* BRIEF *
Repeat, line for line, the entries printed below.

* DATA SHOWN *

+++

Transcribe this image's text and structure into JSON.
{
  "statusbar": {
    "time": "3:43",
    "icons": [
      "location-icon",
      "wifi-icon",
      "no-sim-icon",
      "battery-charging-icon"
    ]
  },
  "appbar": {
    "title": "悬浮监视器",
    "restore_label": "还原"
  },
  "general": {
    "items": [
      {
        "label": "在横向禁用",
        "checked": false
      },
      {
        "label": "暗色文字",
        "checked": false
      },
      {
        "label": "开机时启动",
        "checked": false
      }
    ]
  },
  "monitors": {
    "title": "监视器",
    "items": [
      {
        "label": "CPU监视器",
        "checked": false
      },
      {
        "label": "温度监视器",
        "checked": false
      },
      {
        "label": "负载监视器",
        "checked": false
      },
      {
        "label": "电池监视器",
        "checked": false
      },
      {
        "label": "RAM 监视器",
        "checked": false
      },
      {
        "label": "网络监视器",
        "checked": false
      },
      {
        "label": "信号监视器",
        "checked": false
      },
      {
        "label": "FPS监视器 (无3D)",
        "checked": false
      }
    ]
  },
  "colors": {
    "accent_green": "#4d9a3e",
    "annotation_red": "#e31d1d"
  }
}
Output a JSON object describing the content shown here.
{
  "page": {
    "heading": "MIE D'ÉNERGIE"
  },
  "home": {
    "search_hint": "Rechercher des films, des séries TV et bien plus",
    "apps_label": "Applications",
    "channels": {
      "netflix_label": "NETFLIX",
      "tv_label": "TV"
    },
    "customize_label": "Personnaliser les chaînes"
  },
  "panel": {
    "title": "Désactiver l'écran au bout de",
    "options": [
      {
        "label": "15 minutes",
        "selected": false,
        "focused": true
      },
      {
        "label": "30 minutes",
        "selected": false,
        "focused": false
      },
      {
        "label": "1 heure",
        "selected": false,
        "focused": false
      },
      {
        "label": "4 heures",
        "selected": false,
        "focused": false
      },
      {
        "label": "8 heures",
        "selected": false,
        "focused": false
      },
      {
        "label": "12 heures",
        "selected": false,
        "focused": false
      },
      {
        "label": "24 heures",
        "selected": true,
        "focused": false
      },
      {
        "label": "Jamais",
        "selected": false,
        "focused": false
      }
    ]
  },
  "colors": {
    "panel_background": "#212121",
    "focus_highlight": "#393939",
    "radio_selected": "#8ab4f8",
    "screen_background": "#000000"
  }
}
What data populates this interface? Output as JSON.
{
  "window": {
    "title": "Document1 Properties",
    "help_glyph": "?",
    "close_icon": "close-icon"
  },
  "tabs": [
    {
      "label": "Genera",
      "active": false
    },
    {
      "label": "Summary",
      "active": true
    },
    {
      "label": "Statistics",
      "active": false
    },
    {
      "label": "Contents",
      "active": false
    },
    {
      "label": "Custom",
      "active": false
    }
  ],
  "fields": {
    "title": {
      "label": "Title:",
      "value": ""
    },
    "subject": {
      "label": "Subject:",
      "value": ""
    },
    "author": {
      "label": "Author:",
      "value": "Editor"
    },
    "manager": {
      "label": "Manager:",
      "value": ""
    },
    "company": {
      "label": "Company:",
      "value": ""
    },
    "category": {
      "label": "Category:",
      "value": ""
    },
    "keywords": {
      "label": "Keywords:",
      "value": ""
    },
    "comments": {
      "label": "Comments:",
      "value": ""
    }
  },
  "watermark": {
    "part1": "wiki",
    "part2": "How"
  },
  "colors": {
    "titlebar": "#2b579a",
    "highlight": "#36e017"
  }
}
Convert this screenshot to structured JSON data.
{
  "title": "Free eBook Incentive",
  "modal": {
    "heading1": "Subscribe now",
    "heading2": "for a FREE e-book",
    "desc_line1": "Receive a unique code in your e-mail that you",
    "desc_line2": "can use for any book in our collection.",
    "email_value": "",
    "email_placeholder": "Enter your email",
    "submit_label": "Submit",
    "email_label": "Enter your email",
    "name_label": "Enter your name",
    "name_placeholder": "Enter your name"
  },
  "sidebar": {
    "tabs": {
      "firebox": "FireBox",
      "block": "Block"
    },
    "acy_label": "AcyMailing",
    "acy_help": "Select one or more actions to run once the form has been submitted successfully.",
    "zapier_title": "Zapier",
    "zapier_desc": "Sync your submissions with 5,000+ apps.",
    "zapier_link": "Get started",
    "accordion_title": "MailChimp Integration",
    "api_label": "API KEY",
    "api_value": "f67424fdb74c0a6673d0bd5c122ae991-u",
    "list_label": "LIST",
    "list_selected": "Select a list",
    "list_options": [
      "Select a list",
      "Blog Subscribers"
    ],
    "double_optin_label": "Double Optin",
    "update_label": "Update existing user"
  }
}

+++

* SOLUTION *
Transcribe this image's text and structure into JSON.
{
  "statusbar": {
    "time": "3:43",
    "icons": [
      "location-icon",
      "wifi-icon",
      "no-sim-icon",
      "battery-charging-icon"
    ]
  },
  "appbar": {
    "title": "悬浮监视器",
    "restore_label": "还原"
  },
  "general": {
    "items": [
      {
        "label": "在横向禁用",
        "checked": false
      },
      {
        "label": "暗色文字",
        "checked": false
      },
      {
        "label": "开机时启动",
        "checked": false
      }
    ]
  },
  "monitors": {
    "title": "监视器",
    "items": [
      {
        "label": "CPU监视器",
        "checked": false
      },
      {
        "label": "温度监视器",
        "checked": false
      },
      {
        "label": "负载监视器",
        "checked": false
      },
      {
        "label": "电池监视器",
        "checked": false
      },
      {
        "label": "RAM 监视器",
        "checked": false
      },
      {
        "label": "网络监视器",
        "checked": false
      },
      {
        "label": "信号监视器",
        "checked": false
      },
      {
        "label": "FPS监视器 (无3D)",
        "checked": false
      }
    ]
  },
  "colors": {
    "accent_green": "#4d9a3e",
    "annotation_red": "#e31d1d"
  }
}
Output a JSON object describing the content shown here.
{
  "page": {
    "heading": "MIE D'ÉNERGIE"
  },
  "home": {
    "search_hint": "Rechercher des films, des séries TV et bien plus",
    "apps_label": "Applications",
    "channels": {
      "netflix_label": "NETFLIX",
      "tv_label": "TV"
    },
    "customize_label": "Personnaliser les chaînes"
  },
  "panel": {
    "title": "Désactiver l'écran au bout de",
    "options": [
      {
        "label": "15 minutes",
        "selected": false,
        "focused": true
      },
      {
        "label": "30 minutes",
        "selected": false,
        "focused": false
      },
      {
        "label": "1 heure",
        "selected": false,
        "focused": false
      },
      {
        "label": "4 heures",
        "selected": false,
        "focused": false
      },
      {
        "label": "8 heures",
        "selected": false,
        "focused": false
      },
      {
        "label": "12 heures",
        "selected": false,
        "focused": false
      },
      {
        "label": "24 heures",
        "selected": true,
        "focused": false
      },
      {
        "label": "Jamais",
        "selected": false,
        "focused": false
      }
    ]
  },
  "colors": {
    "panel_background": "#212121",
    "focus_highlight": "#393939",
    "radio_selected": "#8ab4f8",
    "screen_background": "#000000"
  }
}
What data populates this interface? Output as JSON.
{
  "window": {
    "title": "Document1 Properties",
    "help_glyph": "?",
    "close_icon": "close-icon"
  },
  "tabs": [
    {
      "label": "Genera",
      "active": false
    },
    {
      "label": "Summary",
      "active": true
    },
    {
      "label": "Statistics",
      "active": false
    },
    {
      "label": "Contents",
      "active": false
    },
    {
      "label": "Custom",
      "active": false
    }
  ],
  "fields": {
    "title": {
      "label": "Title:",
      "value": ""
    },
    "subject": {
      "label": "Subject:",
      "value": ""
    },
    "author": {
      "label": "Author:",
      "value": "Editor"
    },
    "manager": {
      "label": "Manager:",
      "value": ""
    },
    "company": {
      "label": "Company:",
      "value": ""
    },
    "category": {
      "label": "Category:",
      "value": ""
    },
    "keywords": {
      "label": "Keywords:",
      "value": ""
    },
    "comments": {
      "label": "Comments:",
      "value": ""
    }
  },
  "watermark": {
    "part1": "wiki",
    "part2": "How"
  },
  "colors": {
    "titlebar": "#2b579a",
    "highlight": "#36e017"
  }
}
Convert this screenshot to structured JSON data.
{
  "title": "Free eBook Incentive",
  "modal": {
    "heading1": "Subscribe now",
    "heading2": "for a FREE e-book",
    "desc_line1": "Receive a unique code in your e-mail that you",
    "desc_line2": "can use for any book in our collection.",
    "email_value": "",
    "email_placeholder": "Enter your email",
    "submit_label": "Submit",
    "email_label": "Enter your email",
    "name_label": "Enter your name",
    "name_placeholder": "Enter your name"
  },
  "sidebar": {
    "tabs": {
      "firebox": "FireBox",
      "block": "Block"
    },
    "acy_label": "AcyMailing",
    "acy_help": "Select one or more actions to run once the form has been submitted successfully.",
    "zapier_title": "Zapier",
    "zapier_desc": "Sync your submissions with 5,000+ apps.",
    "zapier_link": "Get started",
    "accordion_title": "MailChimp Integration",
    "api_label": "API KEY",
    "api_value": "f67424fdb74c0a6673d0bd5c122ae991-u",
    "list_label": "LIST",
    "list_selected": "Select a list",
    "list_options": [
      "Select a list",
      "Blog Subscribers"
    ],
    "double_optin_label": "Double Optin",
    "update_label": "Update existing user"
  }
}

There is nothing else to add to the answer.